• _INPUT DATA_

____

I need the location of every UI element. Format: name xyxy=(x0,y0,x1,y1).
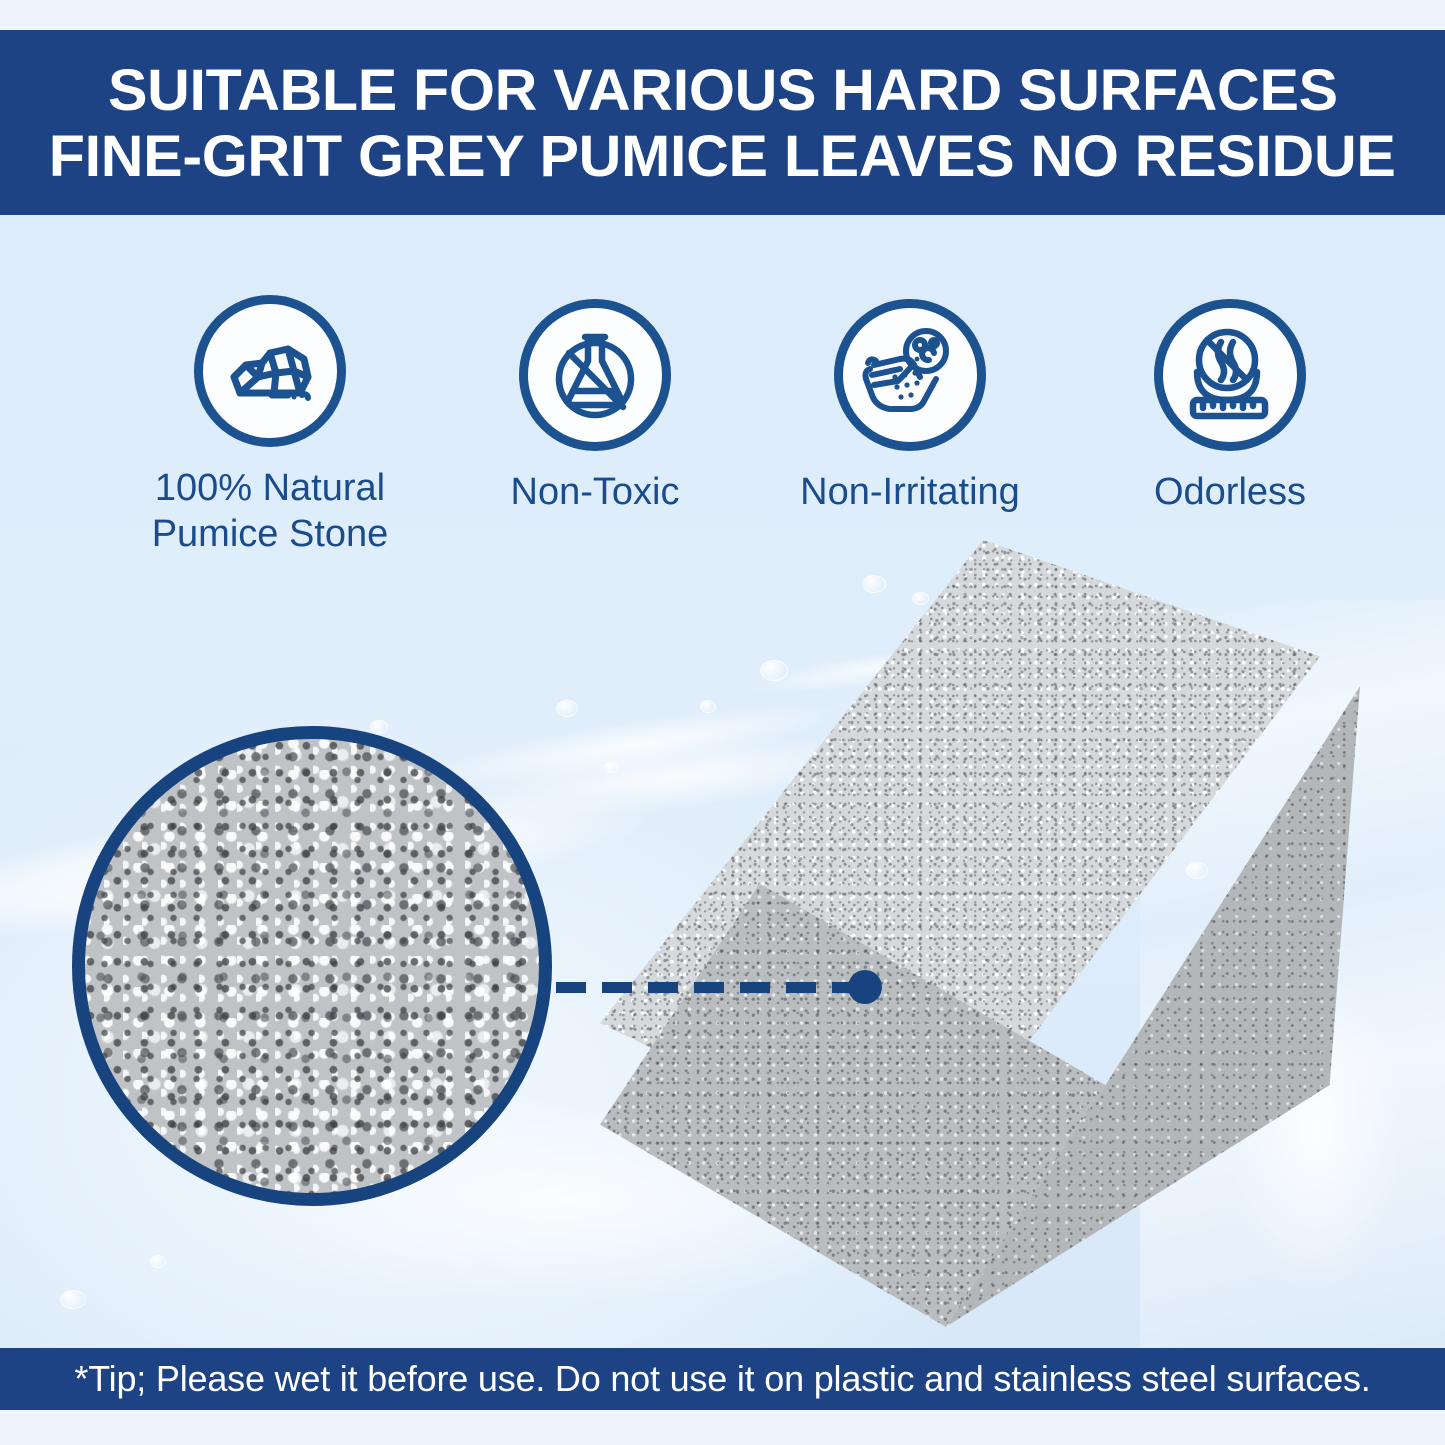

____

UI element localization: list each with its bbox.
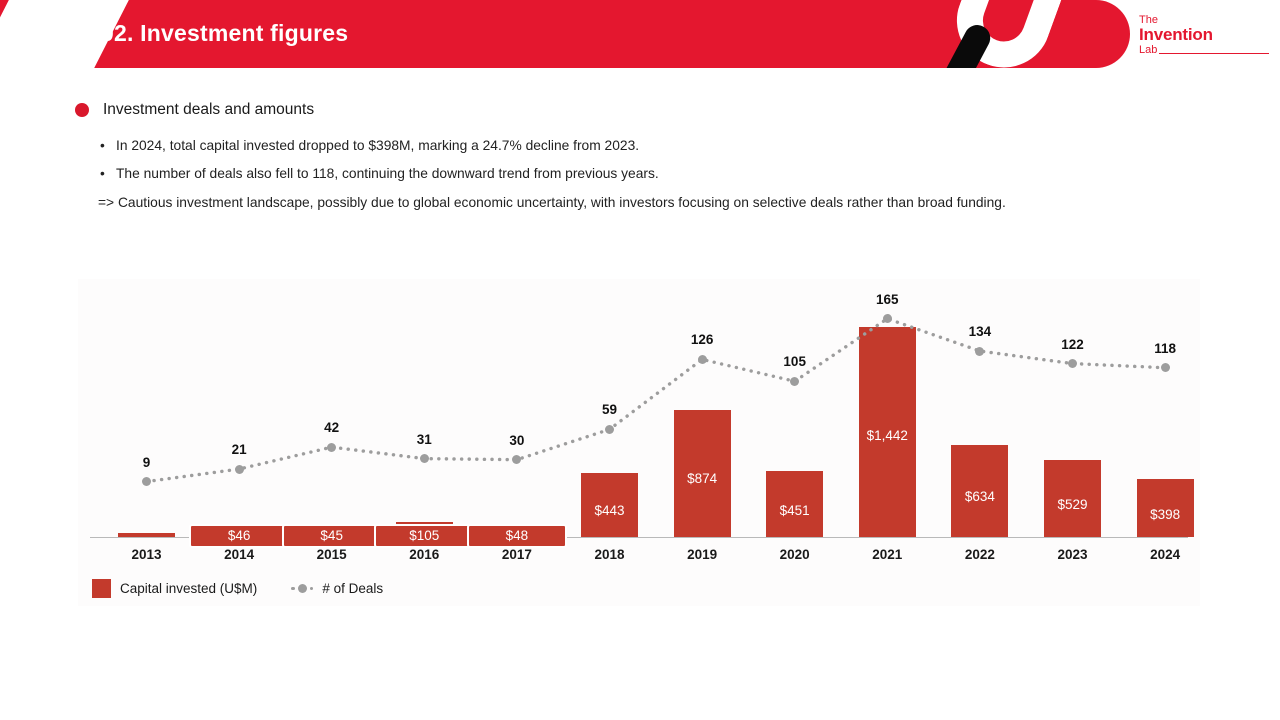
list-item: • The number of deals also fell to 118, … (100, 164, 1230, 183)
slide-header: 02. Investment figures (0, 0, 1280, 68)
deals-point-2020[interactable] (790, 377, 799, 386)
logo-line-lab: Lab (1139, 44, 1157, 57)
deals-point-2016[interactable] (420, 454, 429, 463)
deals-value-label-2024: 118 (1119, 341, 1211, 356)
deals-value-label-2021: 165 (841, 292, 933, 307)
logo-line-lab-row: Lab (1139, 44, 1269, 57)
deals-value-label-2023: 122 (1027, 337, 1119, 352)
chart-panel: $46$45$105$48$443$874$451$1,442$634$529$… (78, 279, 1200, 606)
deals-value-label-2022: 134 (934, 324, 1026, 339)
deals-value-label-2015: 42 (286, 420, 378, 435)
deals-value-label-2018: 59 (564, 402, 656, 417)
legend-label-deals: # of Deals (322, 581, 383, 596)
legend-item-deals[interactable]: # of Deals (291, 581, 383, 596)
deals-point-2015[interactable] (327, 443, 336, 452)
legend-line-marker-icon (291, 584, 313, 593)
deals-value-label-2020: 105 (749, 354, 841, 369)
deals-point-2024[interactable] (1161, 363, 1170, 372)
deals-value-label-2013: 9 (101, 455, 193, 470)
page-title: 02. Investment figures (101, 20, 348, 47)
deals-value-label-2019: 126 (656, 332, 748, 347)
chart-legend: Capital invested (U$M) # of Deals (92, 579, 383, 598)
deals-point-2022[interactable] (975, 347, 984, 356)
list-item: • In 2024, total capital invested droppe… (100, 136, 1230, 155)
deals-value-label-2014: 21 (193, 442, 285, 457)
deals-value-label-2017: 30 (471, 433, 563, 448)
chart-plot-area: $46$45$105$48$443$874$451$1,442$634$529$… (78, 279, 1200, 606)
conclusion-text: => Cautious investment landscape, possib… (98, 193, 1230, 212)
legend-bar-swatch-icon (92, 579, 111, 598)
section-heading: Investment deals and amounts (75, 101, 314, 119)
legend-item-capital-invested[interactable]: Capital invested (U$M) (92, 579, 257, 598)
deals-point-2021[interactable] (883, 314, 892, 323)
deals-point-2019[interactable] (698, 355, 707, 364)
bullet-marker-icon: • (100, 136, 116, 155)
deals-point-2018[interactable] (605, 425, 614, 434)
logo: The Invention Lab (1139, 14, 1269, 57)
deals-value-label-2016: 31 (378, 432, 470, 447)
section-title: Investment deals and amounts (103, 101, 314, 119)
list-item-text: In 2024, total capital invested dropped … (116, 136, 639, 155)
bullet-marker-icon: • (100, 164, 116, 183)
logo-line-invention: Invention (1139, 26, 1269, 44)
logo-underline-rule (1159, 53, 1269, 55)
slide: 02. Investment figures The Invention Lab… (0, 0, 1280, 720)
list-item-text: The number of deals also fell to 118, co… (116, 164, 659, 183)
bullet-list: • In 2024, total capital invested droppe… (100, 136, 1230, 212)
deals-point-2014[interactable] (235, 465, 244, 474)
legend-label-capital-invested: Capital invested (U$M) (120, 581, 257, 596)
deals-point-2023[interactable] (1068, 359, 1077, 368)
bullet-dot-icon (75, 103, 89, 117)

____

• _YOUR TASK_
Arrange the listing from the line containing "UI element localization: list" through the line containing "deals-value-label-2024: 118 (1119, 341, 1211, 356)" as a Markdown table with the columns Row and Entry, one numbered row per line. Omit blank lines and pictures.

• _OUTPUT FOR THIS EXERCISE_
| Row | Entry |
|---|---|
| 1 | UI element localization: list each with its bbox. |
| 2 | list-item: • The number of deals also fell to 118, … (100, 164, 1230, 183) |
| 3 | slide-header: 02. Investment figures (0, 0, 1280, 68) |
| 4 | deals-point-2020[interactable] (790, 377, 799, 386) |
| 5 | logo-line-lab: Lab (1139, 44, 1157, 57) |
| 6 | deals-point-2016[interactable] (420, 454, 429, 463) |
| 7 | deals-value-label-2024: 118 (1119, 341, 1211, 356) |